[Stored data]
* Start *

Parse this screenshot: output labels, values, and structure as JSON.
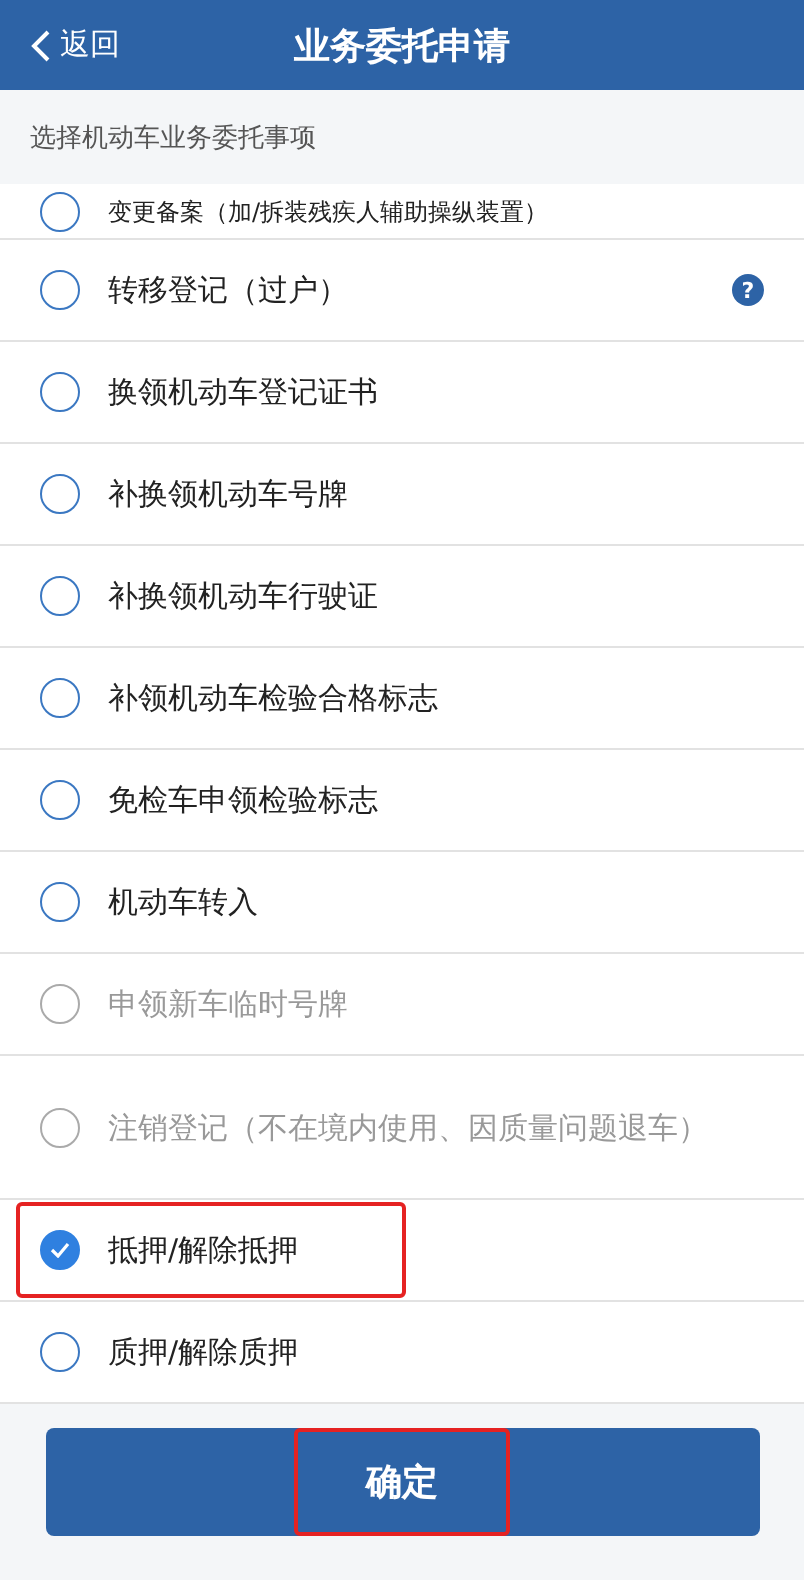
{
  "header": {
    "back": "返回",
    "title": "业务委托申请"
  },
  "subheader": "选择机动车业务委托事项",
  "items": [
    {
      "label": "变更备案（加/拆装残疾人辅助操纵装置）",
      "selected": false,
      "disabled": false,
      "cut": true
    },
    {
      "label": "转移登记（过户）",
      "selected": false,
      "disabled": false,
      "help": "?"
    },
    {
      "label": "换领机动车登记证书",
      "selected": false,
      "disabled": false
    },
    {
      "label": "补换领机动车号牌",
      "selected": false,
      "disabled": false
    },
    {
      "label": "补换领机动车行驶证",
      "selected": false,
      "disabled": false
    },
    {
      "label": "补领机动车检验合格标志",
      "selected": false,
      "disabled": false
    },
    {
      "label": "免检车申领检验标志",
      "selected": false,
      "disabled": false
    },
    {
      "label": "机动车转入",
      "selected": false,
      "disabled": false
    },
    {
      "label": "申领新车临时号牌",
      "selected": false,
      "disabled": true
    },
    {
      "label": "注销登记（不在境内使用、因质量问题退车）",
      "selected": false,
      "disabled": true
    },
    {
      "label": "抵押/解除抵押",
      "selected": true,
      "disabled": false,
      "annotated": true
    },
    {
      "label": "质押/解除质押",
      "selected": false,
      "disabled": false
    }
  ],
  "confirm": {
    "label": "确定",
    "annotated": true
  }
}
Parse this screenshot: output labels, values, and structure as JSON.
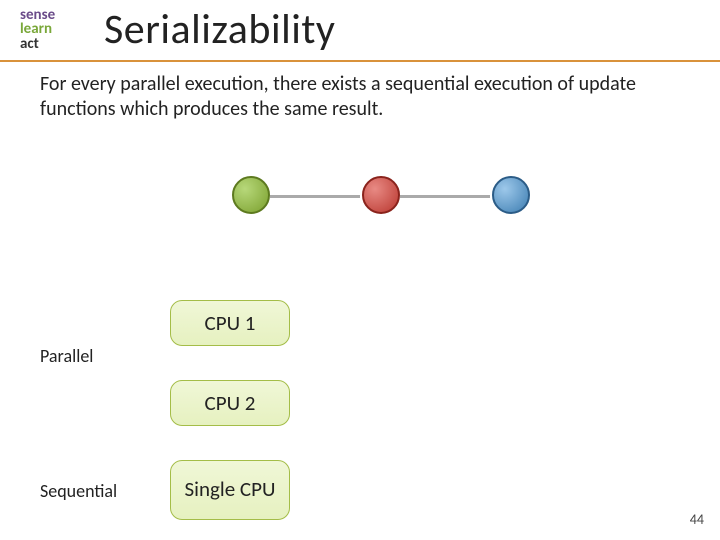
{
  "logo": {
    "line1": "sense",
    "line2": "learn",
    "line3": "act"
  },
  "title": "Serializability",
  "body": "For every parallel execution, there exists a sequential execution of update functions which produces the same result.",
  "labels": {
    "parallel": "Parallel",
    "sequential": "Sequential"
  },
  "boxes": {
    "cpu1": "CPU 1",
    "cpu2": "CPU 2",
    "single": "Single CPU"
  },
  "nodes": {
    "a": "green",
    "b": "red",
    "c": "blue"
  },
  "page_number": "44"
}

* End *

▶ [SHORT EXERCISE]:
Filter the records above for lines containing the word "sequential", and copy those lines.

▶ [EXERCISE OUTPUT]:
  "body": "For every parallel execution, there exists a sequential execution of update functions which produces the same result.",
    "sequential": "Sequential"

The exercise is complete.